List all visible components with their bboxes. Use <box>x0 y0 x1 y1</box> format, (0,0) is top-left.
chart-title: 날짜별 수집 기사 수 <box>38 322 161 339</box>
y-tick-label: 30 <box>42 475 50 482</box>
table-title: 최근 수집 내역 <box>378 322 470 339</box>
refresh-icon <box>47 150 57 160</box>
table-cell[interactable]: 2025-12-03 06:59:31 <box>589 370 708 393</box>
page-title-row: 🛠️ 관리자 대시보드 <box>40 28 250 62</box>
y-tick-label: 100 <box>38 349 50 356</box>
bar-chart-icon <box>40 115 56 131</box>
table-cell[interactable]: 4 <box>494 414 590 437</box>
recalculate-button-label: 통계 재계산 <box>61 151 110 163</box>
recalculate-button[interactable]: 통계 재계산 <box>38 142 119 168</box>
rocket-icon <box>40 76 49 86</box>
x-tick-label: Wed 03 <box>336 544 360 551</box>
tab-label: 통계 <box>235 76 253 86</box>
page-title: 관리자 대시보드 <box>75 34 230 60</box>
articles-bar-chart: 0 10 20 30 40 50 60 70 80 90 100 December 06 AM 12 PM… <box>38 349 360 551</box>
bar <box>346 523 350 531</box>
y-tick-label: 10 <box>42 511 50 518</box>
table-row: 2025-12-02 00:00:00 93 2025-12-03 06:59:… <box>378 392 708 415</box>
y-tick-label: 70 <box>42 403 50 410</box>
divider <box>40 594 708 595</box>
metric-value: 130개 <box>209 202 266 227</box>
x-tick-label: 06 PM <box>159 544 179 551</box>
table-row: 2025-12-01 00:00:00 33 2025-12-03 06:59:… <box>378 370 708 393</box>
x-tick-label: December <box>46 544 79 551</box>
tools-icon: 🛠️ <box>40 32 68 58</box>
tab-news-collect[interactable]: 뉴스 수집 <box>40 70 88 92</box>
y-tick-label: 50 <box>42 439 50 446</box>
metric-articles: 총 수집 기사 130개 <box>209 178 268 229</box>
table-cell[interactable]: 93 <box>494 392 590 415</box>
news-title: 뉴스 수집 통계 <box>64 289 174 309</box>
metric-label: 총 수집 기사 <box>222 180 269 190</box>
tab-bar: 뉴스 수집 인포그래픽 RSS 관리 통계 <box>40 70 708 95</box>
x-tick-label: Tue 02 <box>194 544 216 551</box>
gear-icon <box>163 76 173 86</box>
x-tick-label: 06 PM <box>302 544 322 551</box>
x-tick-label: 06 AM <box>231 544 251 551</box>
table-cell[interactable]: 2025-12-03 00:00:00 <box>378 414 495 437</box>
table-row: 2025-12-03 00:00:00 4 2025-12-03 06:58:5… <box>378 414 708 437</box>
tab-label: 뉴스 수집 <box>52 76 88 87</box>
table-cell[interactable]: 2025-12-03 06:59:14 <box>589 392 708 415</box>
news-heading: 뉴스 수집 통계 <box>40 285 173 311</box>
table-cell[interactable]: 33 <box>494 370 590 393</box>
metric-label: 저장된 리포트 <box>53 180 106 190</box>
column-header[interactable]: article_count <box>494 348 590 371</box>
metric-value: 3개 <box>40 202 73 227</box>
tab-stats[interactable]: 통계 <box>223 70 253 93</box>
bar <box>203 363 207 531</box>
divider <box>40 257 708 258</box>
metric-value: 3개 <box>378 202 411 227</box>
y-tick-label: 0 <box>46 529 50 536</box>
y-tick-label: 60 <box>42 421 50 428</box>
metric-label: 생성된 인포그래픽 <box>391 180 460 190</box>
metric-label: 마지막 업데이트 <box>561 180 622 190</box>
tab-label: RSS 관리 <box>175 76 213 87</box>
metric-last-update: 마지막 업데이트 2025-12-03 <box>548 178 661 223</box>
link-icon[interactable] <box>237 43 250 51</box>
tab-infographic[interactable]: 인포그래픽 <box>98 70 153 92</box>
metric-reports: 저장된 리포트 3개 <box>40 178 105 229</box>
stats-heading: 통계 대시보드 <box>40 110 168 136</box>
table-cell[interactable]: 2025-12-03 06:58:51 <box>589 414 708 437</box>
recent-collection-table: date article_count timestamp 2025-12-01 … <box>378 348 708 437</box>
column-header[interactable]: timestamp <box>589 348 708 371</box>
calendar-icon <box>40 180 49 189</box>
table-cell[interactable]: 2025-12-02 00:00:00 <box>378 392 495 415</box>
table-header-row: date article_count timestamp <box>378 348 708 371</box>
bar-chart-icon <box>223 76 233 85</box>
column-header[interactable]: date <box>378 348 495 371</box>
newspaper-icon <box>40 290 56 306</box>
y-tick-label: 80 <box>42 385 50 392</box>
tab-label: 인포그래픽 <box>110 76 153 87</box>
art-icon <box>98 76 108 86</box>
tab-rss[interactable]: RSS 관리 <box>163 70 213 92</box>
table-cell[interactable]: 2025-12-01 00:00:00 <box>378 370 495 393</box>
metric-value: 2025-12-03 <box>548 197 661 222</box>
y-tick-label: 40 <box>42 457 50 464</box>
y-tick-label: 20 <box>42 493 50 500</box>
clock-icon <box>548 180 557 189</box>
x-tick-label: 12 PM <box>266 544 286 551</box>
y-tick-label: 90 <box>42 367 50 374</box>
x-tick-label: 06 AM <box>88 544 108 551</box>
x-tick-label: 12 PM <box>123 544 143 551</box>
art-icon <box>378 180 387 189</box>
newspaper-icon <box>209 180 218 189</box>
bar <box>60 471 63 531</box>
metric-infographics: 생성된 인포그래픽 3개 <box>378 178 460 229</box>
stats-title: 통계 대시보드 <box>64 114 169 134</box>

========================================================================

> _EXERCISE DIRECTIONS_
Can you copy the material above line for line, keeping every character, box, and line order unchanged?

> _TASK RESPONSE_
List all visible components with their bboxes. Use <box>x0 y0 x1 y1</box> format, (0,0) is top-left.
chart-title: 날짜별 수집 기사 수 <box>38 322 161 339</box>
y-tick-label: 30 <box>42 475 50 482</box>
table-title: 최근 수집 내역 <box>378 322 470 339</box>
refresh-icon <box>47 150 57 160</box>
table-cell[interactable]: 2025-12-03 06:59:31 <box>589 370 708 393</box>
page-title-row: 🛠️ 관리자 대시보드 <box>40 28 250 62</box>
y-tick-label: 100 <box>38 349 50 356</box>
bar-chart-icon <box>40 115 56 131</box>
table-cell[interactable]: 4 <box>494 414 590 437</box>
recalculate-button-label: 통계 재계산 <box>61 151 110 163</box>
recalculate-button[interactable]: 통계 재계산 <box>38 142 119 168</box>
rocket-icon <box>40 76 49 86</box>
x-tick-label: Wed 03 <box>336 544 360 551</box>
tab-label: 통계 <box>235 76 253 86</box>
page-title: 관리자 대시보드 <box>75 34 230 60</box>
articles-bar-chart: 0 10 20 30 40 50 60 70 80 90 100 December 06 AM 12 PM… <box>38 349 360 551</box>
bar <box>346 523 350 531</box>
y-tick-label: 10 <box>42 511 50 518</box>
table-row: 2025-12-02 00:00:00 93 2025-12-03 06:59:… <box>378 392 708 415</box>
y-tick-label: 70 <box>42 403 50 410</box>
divider <box>40 594 708 595</box>
metric-value: 130개 <box>209 202 266 227</box>
x-tick-label: 06 PM <box>159 544 179 551</box>
table-row: 2025-12-01 00:00:00 33 2025-12-03 06:59:… <box>378 370 708 393</box>
x-tick-label: December <box>46 544 79 551</box>
tools-icon: 🛠️ <box>40 32 68 58</box>
tab-news-collect[interactable]: 뉴스 수집 <box>40 70 88 92</box>
y-tick-label: 50 <box>42 439 50 446</box>
metric-articles: 총 수집 기사 130개 <box>209 178 268 229</box>
table-cell[interactable]: 93 <box>494 392 590 415</box>
news-title: 뉴스 수집 통계 <box>64 289 174 309</box>
metric-label: 총 수집 기사 <box>222 180 269 190</box>
tab-bar: 뉴스 수집 인포그래픽 RSS 관리 통계 <box>40 70 708 95</box>
x-tick-label: Tue 02 <box>194 544 216 551</box>
gear-icon <box>163 76 173 86</box>
x-tick-label: 06 PM <box>302 544 322 551</box>
x-tick-label: 06 AM <box>231 544 251 551</box>
table-cell[interactable]: 2025-12-03 00:00:00 <box>378 414 495 437</box>
table-row: 2025-12-03 00:00:00 4 2025-12-03 06:58:5… <box>378 414 708 437</box>
tab-label: 뉴스 수집 <box>52 76 88 87</box>
table-cell[interactable]: 2025-12-03 06:59:14 <box>589 392 708 415</box>
news-heading: 뉴스 수집 통계 <box>40 285 173 311</box>
table-cell[interactable]: 33 <box>494 370 590 393</box>
metric-label: 저장된 리포트 <box>53 180 106 190</box>
column-header[interactable]: article_count <box>494 348 590 371</box>
metric-value: 3개 <box>40 202 73 227</box>
tab-stats[interactable]: 통계 <box>223 70 253 93</box>
bar <box>203 363 207 531</box>
divider <box>40 257 708 258</box>
metric-value: 3개 <box>378 202 411 227</box>
y-tick-label: 0 <box>46 529 50 536</box>
y-tick-label: 60 <box>42 421 50 428</box>
metric-label: 생성된 인포그래픽 <box>391 180 460 190</box>
metric-label: 마지막 업데이트 <box>561 180 622 190</box>
tab-label: RSS 관리 <box>175 76 213 87</box>
metric-last-update: 마지막 업데이트 2025-12-03 <box>548 178 661 223</box>
link-icon[interactable] <box>237 43 250 51</box>
tab-infographic[interactable]: 인포그래픽 <box>98 70 153 92</box>
metric-reports: 저장된 리포트 3개 <box>40 178 105 229</box>
stats-heading: 통계 대시보드 <box>40 110 168 136</box>
table-cell[interactable]: 2025-12-03 06:58:51 <box>589 414 708 437</box>
recent-collection-table: date article_count timestamp 2025-12-01 … <box>378 348 708 437</box>
column-header[interactable]: timestamp <box>589 348 708 371</box>
calendar-icon <box>40 180 49 189</box>
table-cell[interactable]: 2025-12-02 00:00:00 <box>378 392 495 415</box>
table-header-row: date article_count timestamp <box>378 348 708 371</box>
bar-chart-icon <box>223 76 233 85</box>
column-header[interactable]: date <box>378 348 495 371</box>
newspaper-icon <box>40 290 56 306</box>
y-tick-label: 80 <box>42 385 50 392</box>
tab-label: 인포그래픽 <box>110 76 153 87</box>
art-icon <box>98 76 108 86</box>
tab-rss[interactable]: RSS 관리 <box>163 70 213 92</box>
table-cell[interactable]: 2025-12-01 00:00:00 <box>378 370 495 393</box>
metric-value: 2025-12-03 <box>548 197 661 222</box>
y-tick-label: 40 <box>42 457 50 464</box>
y-tick-label: 20 <box>42 493 50 500</box>
clock-icon <box>548 180 557 189</box>
x-tick-label: 12 PM <box>266 544 286 551</box>
y-tick-label: 90 <box>42 367 50 374</box>
x-tick-label: 06 AM <box>88 544 108 551</box>
x-tick-label: 12 PM <box>123 544 143 551</box>
art-icon <box>378 180 387 189</box>
newspaper-icon <box>209 180 218 189</box>
bar <box>60 471 63 531</box>
metric-infographics: 생성된 인포그래픽 3개 <box>378 178 460 229</box>
stats-title: 통계 대시보드 <box>64 114 169 134</box>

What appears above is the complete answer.